Data supplied:
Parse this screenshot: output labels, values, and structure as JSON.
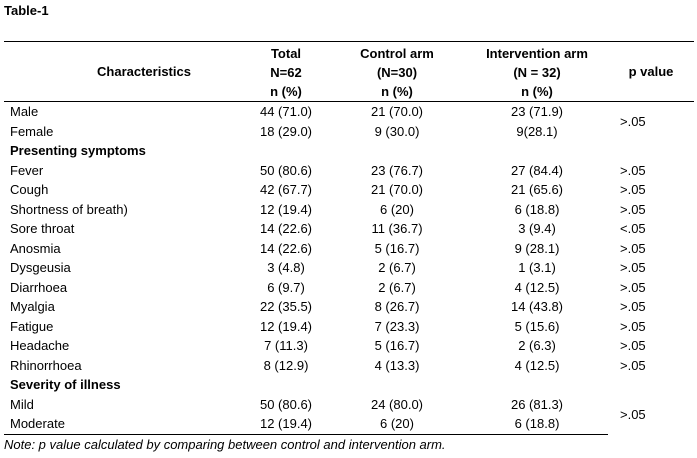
{
  "title": "Table-1",
  "header": {
    "characteristics": "Characteristics",
    "total": [
      "Total",
      "N=62",
      "n (%)"
    ],
    "control": [
      "Control arm",
      "(N=30)",
      "n (%)"
    ],
    "intervention": [
      "Intervention arm",
      "(N = 32)",
      "n (%)"
    ],
    "pvalue": "p value"
  },
  "sex": {
    "rows": [
      {
        "label": "Male",
        "total": "44 (71.0)",
        "control": "21 (70.0)",
        "intervention": "23 (71.9)"
      },
      {
        "label": "Female",
        "total": "18 (29.0)",
        "control": "9 (30.0)",
        "intervention": "9(28.1)"
      }
    ],
    "p": ">.05"
  },
  "symptoms": {
    "heading": "Presenting symptoms",
    "rows": [
      {
        "label": "Fever",
        "total": "50 (80.6)",
        "control": "23 (76.7)",
        "intervention": "27 (84.4)",
        "p": ">.05"
      },
      {
        "label": "Cough",
        "total": "42 (67.7)",
        "control": "21 (70.0)",
        "intervention": "21 (65.6)",
        "p": ">.05"
      },
      {
        "label": "Shortness of breath)",
        "total": "12 (19.4)",
        "control": "6 (20)",
        "intervention": "6 (18.8)",
        "p": ">.05"
      },
      {
        "label": "Sore throat",
        "total": "14 (22.6)",
        "control": "11 (36.7)",
        "intervention": "3 (9.4)",
        "p": "<.05"
      },
      {
        "label": "Anosmia",
        "total": "14 (22.6)",
        "control": "5 (16.7)",
        "intervention": "9 (28.1)",
        "p": ">.05"
      },
      {
        "label": "Dysgeusia",
        "total": "3 (4.8)",
        "control": "2 (6.7)",
        "intervention": "1 (3.1)",
        "p": ">.05"
      },
      {
        "label": "Diarrhoea",
        "total": "6 (9.7)",
        "control": "2 (6.7)",
        "intervention": "4 (12.5)",
        "p": ">.05"
      },
      {
        "label": "Myalgia",
        "total": "22 (35.5)",
        "control": "8 (26.7)",
        "intervention": "14 (43.8)",
        "p": ">.05"
      },
      {
        "label": "Fatigue",
        "total": "12 (19.4)",
        "control": "7 (23.3)",
        "intervention": "5 (15.6)",
        "p": ">.05"
      },
      {
        "label": "Headache",
        "total": "7 (11.3)",
        "control": "5 (16.7)",
        "intervention": "2 (6.3)",
        "p": ">.05"
      },
      {
        "label": "Rhinorrhoea",
        "total": "8 (12.9)",
        "control": "4 (13.3)",
        "intervention": "4 (12.5)",
        "p": ">.05"
      }
    ]
  },
  "severity": {
    "heading": "Severity of illness",
    "rows": [
      {
        "label": "Mild",
        "total": "50 (80.6)",
        "control": "24 (80.0)",
        "intervention": "26 (81.3)"
      },
      {
        "label": "Moderate",
        "total": "12 (19.4)",
        "control": "6 (20)",
        "intervention": "6 (18.8)"
      }
    ],
    "p": ">.05"
  },
  "note": "Note: p value calculated by comparing between control and intervention arm."
}
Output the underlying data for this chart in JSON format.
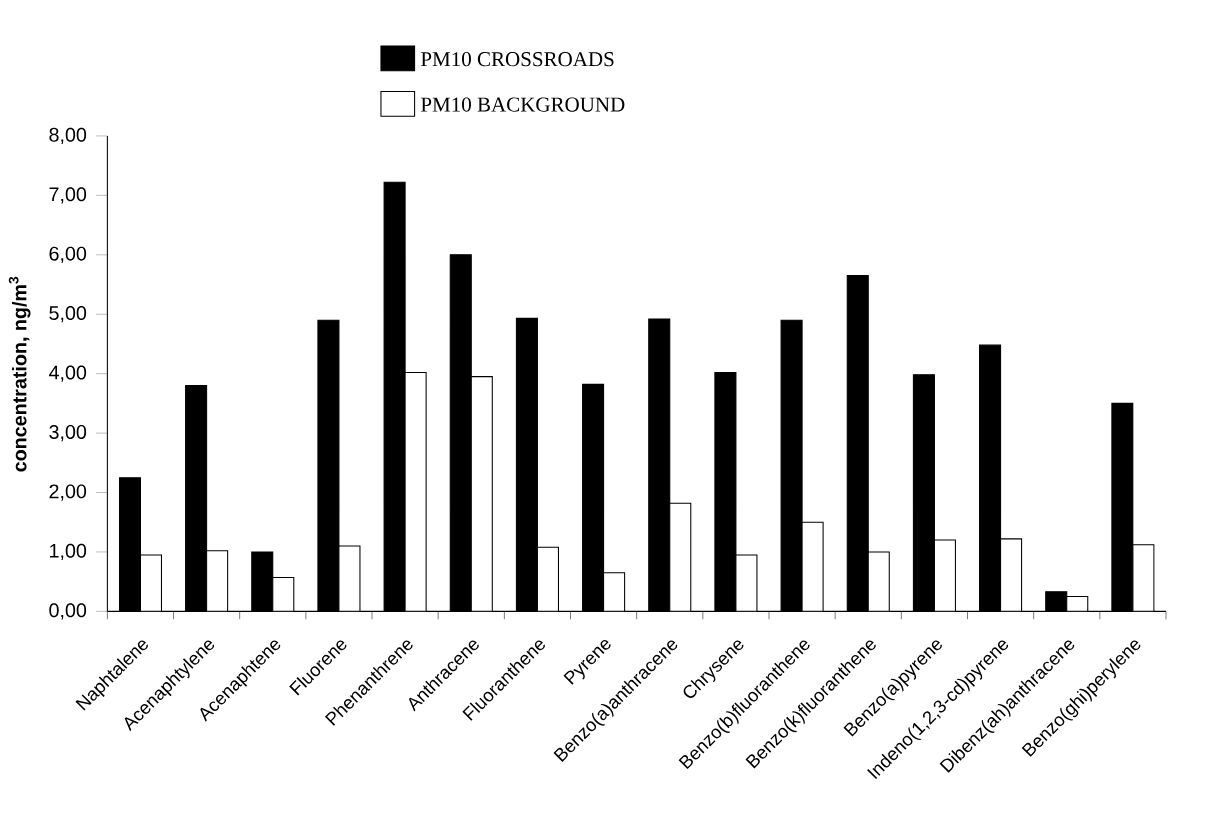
{
  "chart_data": {
    "type": "bar",
    "ylabel": "concentration, ng/m$^{3}$",
    "categories": [
      "Naphtalene",
      "Acenaphtylene",
      "Acenaphtene",
      "Fluorene",
      "Phenanthrene",
      "Anthracene",
      "Fluoranthene",
      "Pyrene",
      "Benzo(a)anthracene",
      "Chrysene",
      "Benzo(b)fluoranthene",
      "Benzo(k)fluoranthene",
      "Benzo(a)pyrene",
      "Indeno(1,2,3-cd)pyrene",
      "Dibenz(ah)anthracene",
      "Benzo(ghi)perylene"
    ],
    "series": [
      {
        "name": "PM10 CROSSROADS",
        "color": "#000000",
        "values": [
          2.25,
          3.8,
          1.0,
          4.9,
          7.22,
          6.0,
          4.93,
          3.82,
          4.92,
          4.02,
          4.9,
          5.65,
          3.98,
          4.48,
          0.33,
          3.5
        ]
      },
      {
        "name": "PM10 BACKGROUND",
        "color": "#ffffff",
        "values": [
          0.95,
          1.02,
          0.57,
          1.1,
          4.02,
          3.95,
          1.08,
          0.65,
          1.82,
          0.95,
          1.5,
          1.0,
          1.2,
          1.22,
          0.25,
          1.12
        ]
      }
    ],
    "ylim": [
      0,
      8
    ],
    "yticks": [
      {
        "value": 0,
        "label": "0,00"
      },
      {
        "value": 1,
        "label": "1,00"
      },
      {
        "value": 2,
        "label": "2,00"
      },
      {
        "value": 3,
        "label": "3,00"
      },
      {
        "value": 4,
        "label": "4,00"
      },
      {
        "value": 5,
        "label": "5,00"
      },
      {
        "value": 6,
        "label": "6,00"
      },
      {
        "value": 7,
        "label": "7,00"
      },
      {
        "value": 8,
        "label": "8,00"
      }
    ],
    "grid": false,
    "legend": "top"
  }
}
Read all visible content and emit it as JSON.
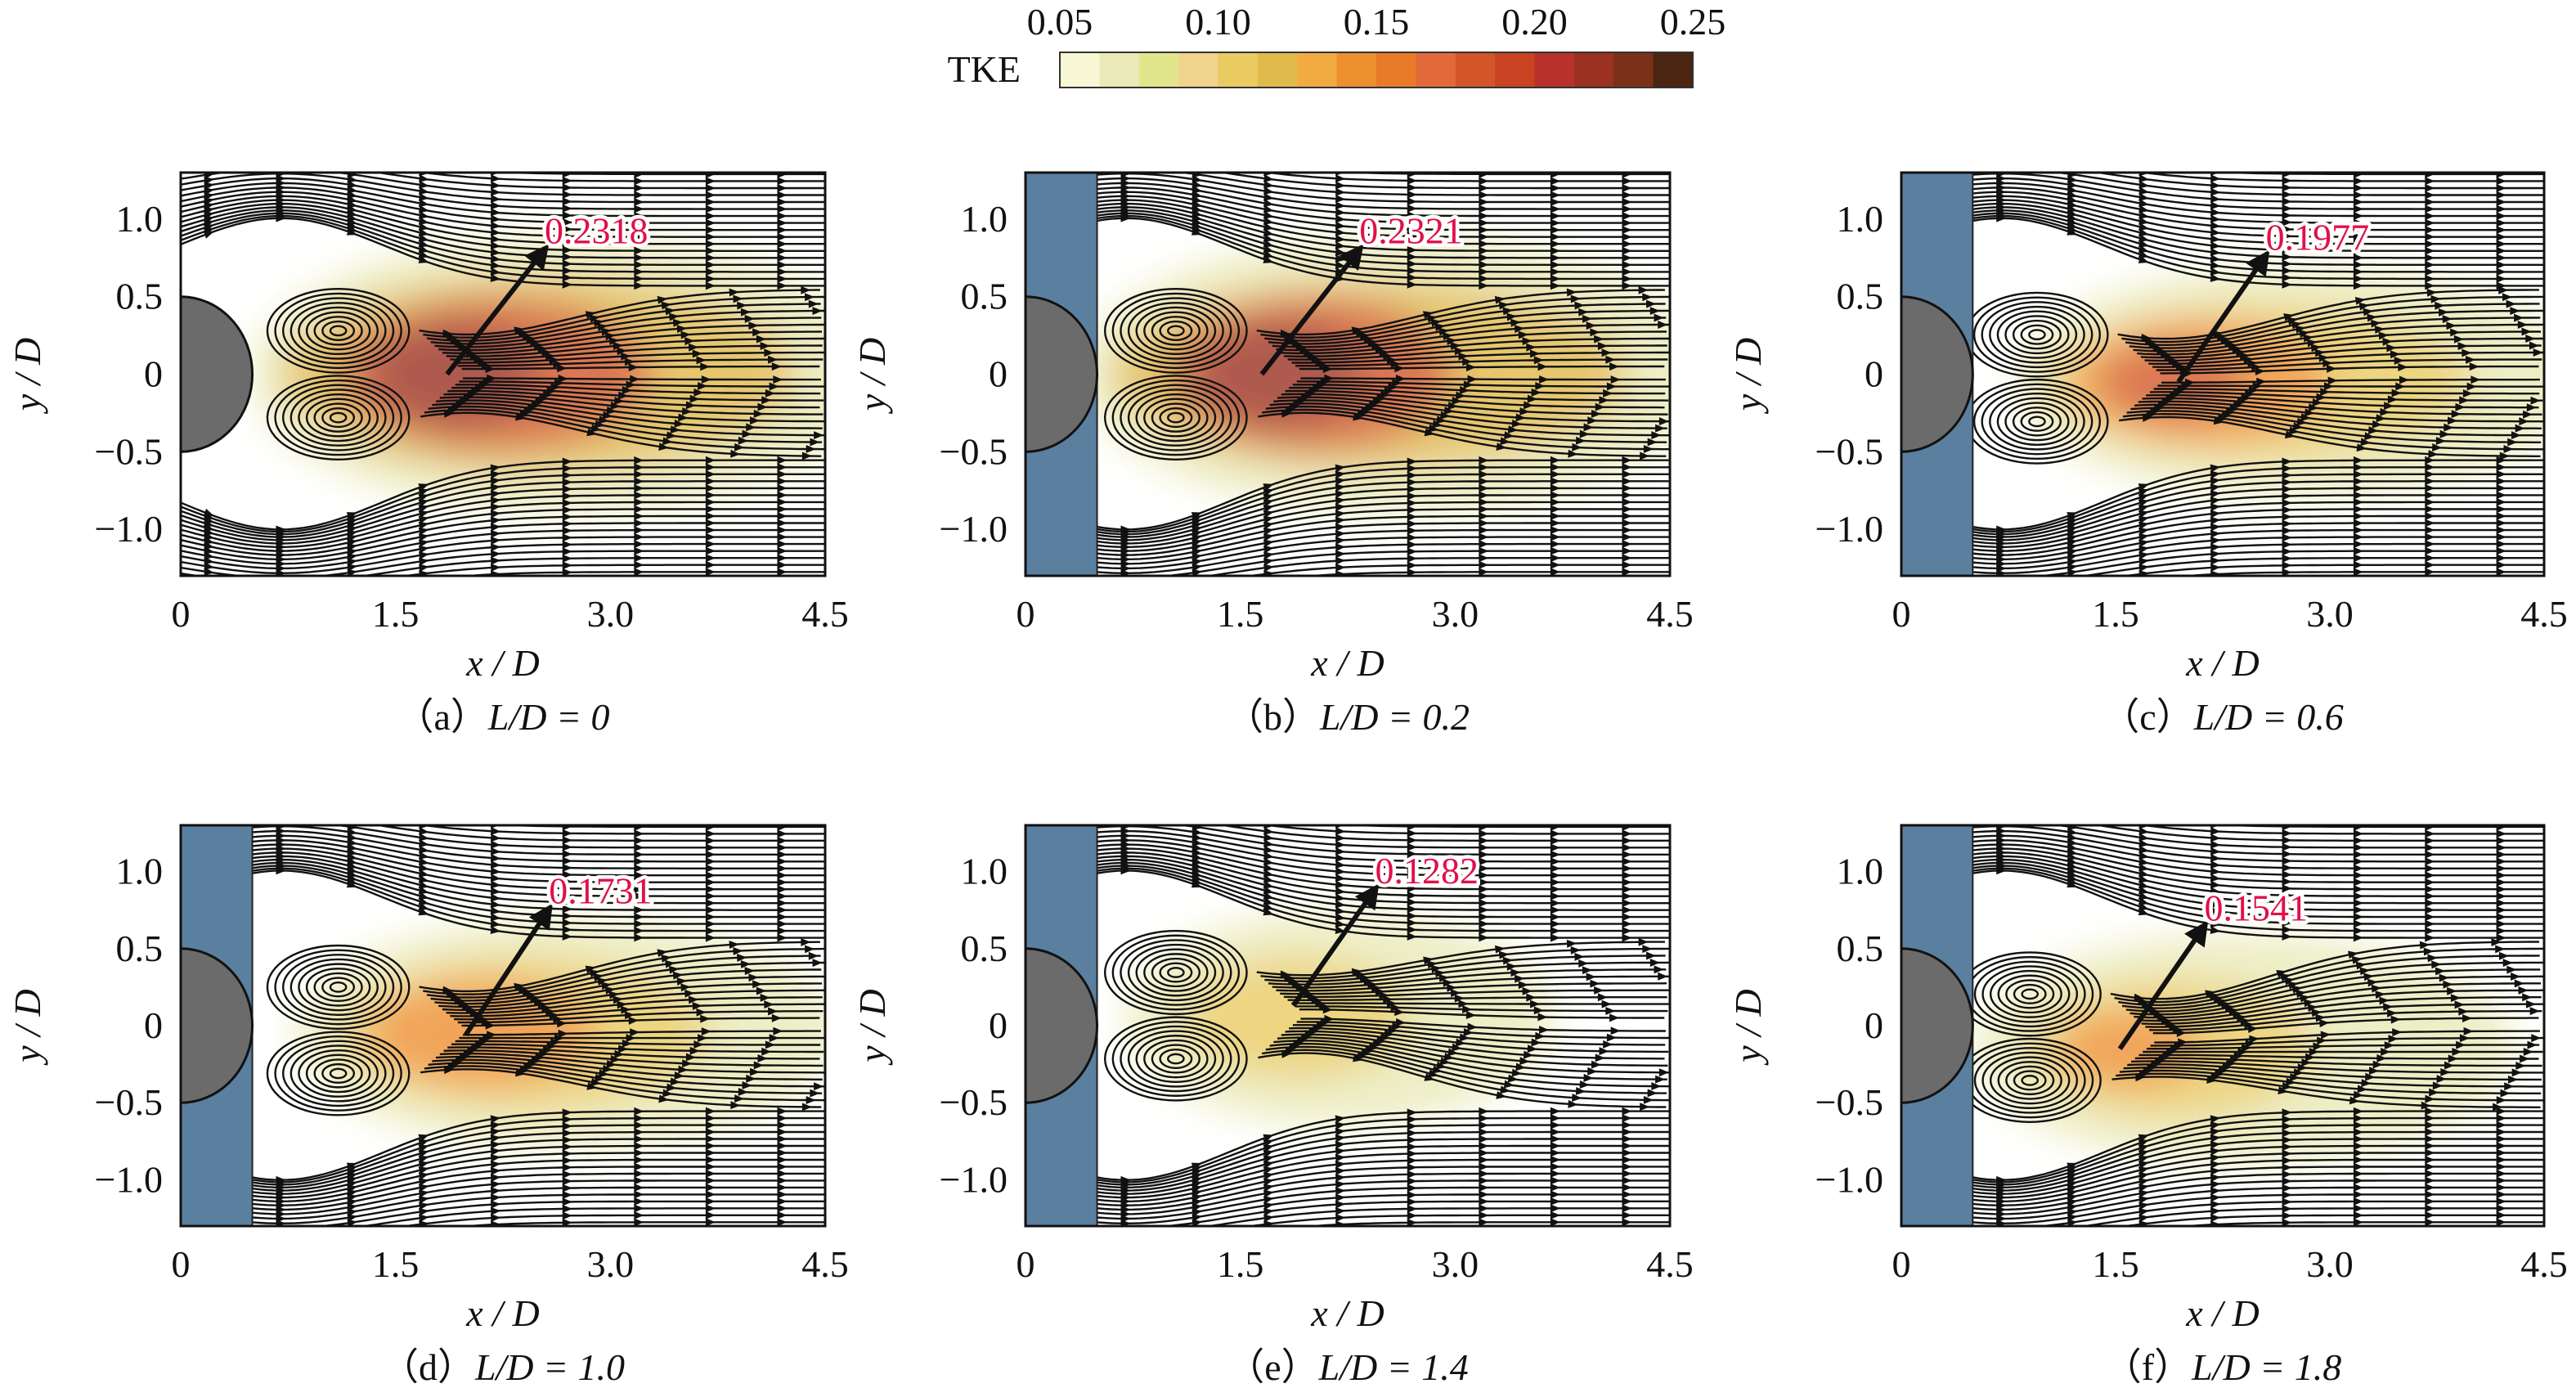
{
  "chart_data": {
    "type": "heatmap",
    "title": "",
    "colorbar": {
      "label": "TKE",
      "range": [
        0.05,
        0.25
      ],
      "ticks": [
        "0.05",
        "0.10",
        "0.15",
        "0.20",
        "0.25"
      ],
      "colors": [
        "#f8f8d6",
        "#e9eab8",
        "#e3e58c",
        "#f0d38c",
        "#e9cb62",
        "#e1ba4c",
        "#f2ab42",
        "#ee8f30",
        "#e97a28",
        "#e26a3a",
        "#d2562a",
        "#c94322",
        "#b93229",
        "#9b3121",
        "#7b3119",
        "#4b2511"
      ]
    },
    "axes": {
      "xlabel": "x / D",
      "ylabel": "y / D",
      "xlim": [
        0,
        4.5
      ],
      "ylim": [
        -1.3,
        1.3
      ],
      "xticks": [
        {
          "v": 0,
          "t": "0"
        },
        {
          "v": 1.5,
          "t": "1.5"
        },
        {
          "v": 3.0,
          "t": "3.0"
        },
        {
          "v": 4.5,
          "t": "4.5"
        }
      ],
      "yticks": [
        {
          "v": 1.0,
          "t": "1.0"
        },
        {
          "v": 0.5,
          "t": "0.5"
        },
        {
          "v": 0,
          "t": "0"
        },
        {
          "v": -0.5,
          "t": "−0.5"
        },
        {
          "v": -1.0,
          "t": "−1.0"
        }
      ]
    },
    "panels": [
      {
        "label": "（a）",
        "expr": "L/D = 0",
        "LD": 0,
        "plate": false,
        "max_tke": "0.2318",
        "arrow": {
          "from": [
            1.86,
            0
          ],
          "to": [
            2.53,
            0.79
          ]
        },
        "vortex_x": 1.1,
        "tke": [
          {
            "cx": 2.7,
            "cy": 0,
            "rx": 2.2,
            "ry": 0.9,
            "level": 0.07
          },
          {
            "cx": 2.5,
            "cy": 0,
            "rx": 1.8,
            "ry": 0.65,
            "level": 0.12
          },
          {
            "cx": 2.2,
            "cy": 0,
            "rx": 1.1,
            "ry": 0.5,
            "level": 0.18
          },
          {
            "cx": 1.9,
            "cy": 0,
            "rx": 0.6,
            "ry": 0.35,
            "level": 0.22
          }
        ]
      },
      {
        "label": "（b）",
        "expr": "L/D = 0.2",
        "LD": 0.2,
        "plate": true,
        "max_tke": "0.2321",
        "arrow": {
          "from": [
            1.65,
            0
          ],
          "to": [
            2.32,
            0.79
          ]
        },
        "vortex_x": 1.05,
        "tke": [
          {
            "cx": 2.6,
            "cy": 0,
            "rx": 2.2,
            "ry": 0.9,
            "level": 0.07
          },
          {
            "cx": 2.4,
            "cy": 0,
            "rx": 1.8,
            "ry": 0.62,
            "level": 0.12
          },
          {
            "cx": 2.0,
            "cy": 0,
            "rx": 1.0,
            "ry": 0.5,
            "level": 0.18
          },
          {
            "cx": 1.75,
            "cy": 0,
            "rx": 0.6,
            "ry": 0.35,
            "level": 0.22
          }
        ]
      },
      {
        "label": "（c）",
        "expr": "L/D = 0.6",
        "LD": 0.6,
        "plate": true,
        "max_tke": "0.1977",
        "arrow": {
          "from": [
            1.94,
            -0.05
          ],
          "to": [
            2.54,
            0.75
          ]
        },
        "vortex_x": 0.95,
        "tke": [
          {
            "cx": 2.8,
            "cy": -0.05,
            "rx": 2.0,
            "ry": 0.75,
            "level": 0.07
          },
          {
            "cx": 2.5,
            "cy": -0.05,
            "rx": 1.5,
            "ry": 0.5,
            "level": 0.11
          },
          {
            "cx": 2.1,
            "cy": -0.05,
            "rx": 0.9,
            "ry": 0.4,
            "level": 0.15
          },
          {
            "cx": 1.9,
            "cy": -0.05,
            "rx": 0.5,
            "ry": 0.25,
            "level": 0.18
          }
        ]
      },
      {
        "label": "（d）",
        "expr": "L/D = 1.0",
        "LD": 1.0,
        "plate": true,
        "max_tke": "0.1731",
        "arrow": {
          "from": [
            1.99,
            -0.06
          ],
          "to": [
            2.56,
            0.74
          ]
        },
        "vortex_x": 1.1,
        "tke": [
          {
            "cx": 2.7,
            "cy": -0.05,
            "rx": 1.9,
            "ry": 0.75,
            "level": 0.07
          },
          {
            "cx": 2.4,
            "cy": -0.05,
            "rx": 1.3,
            "ry": 0.5,
            "level": 0.11
          },
          {
            "cx": 2.1,
            "cy": -0.05,
            "rx": 0.8,
            "ry": 0.35,
            "level": 0.15
          }
        ]
      },
      {
        "label": "（e）",
        "expr": "L/D = 1.4",
        "LD": 1.4,
        "plate": true,
        "max_tke": "0.1282",
        "arrow": {
          "from": [
            1.87,
            0.13
          ],
          "to": [
            2.43,
            0.87
          ]
        },
        "vortex_x": 1.05,
        "tke": [
          {
            "cx": 2.2,
            "cy": 0.05,
            "rx": 1.5,
            "ry": 0.7,
            "level": 0.07
          },
          {
            "cx": 1.9,
            "cy": 0.05,
            "rx": 0.8,
            "ry": 0.4,
            "level": 0.1
          }
        ]
      },
      {
        "label": "（f）",
        "expr": "L/D = 1.8",
        "LD": 1.8,
        "plate": true,
        "max_tke": "0.1541",
        "arrow": {
          "from": [
            1.53,
            -0.15
          ],
          "to": [
            2.11,
            0.63
          ]
        },
        "vortex_x": 0.9,
        "tke": [
          {
            "cx": 2.4,
            "cy": -0.15,
            "rx": 1.9,
            "ry": 0.75,
            "level": 0.07
          },
          {
            "cx": 1.9,
            "cy": -0.15,
            "rx": 1.0,
            "ry": 0.45,
            "level": 0.11
          },
          {
            "cx": 1.6,
            "cy": -0.15,
            "rx": 0.5,
            "ry": 0.25,
            "level": 0.14
          }
        ]
      }
    ]
  }
}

What you should do:
Within the listing, how many lines hold the word "name"? Only the number is to be given.

Written answer:
2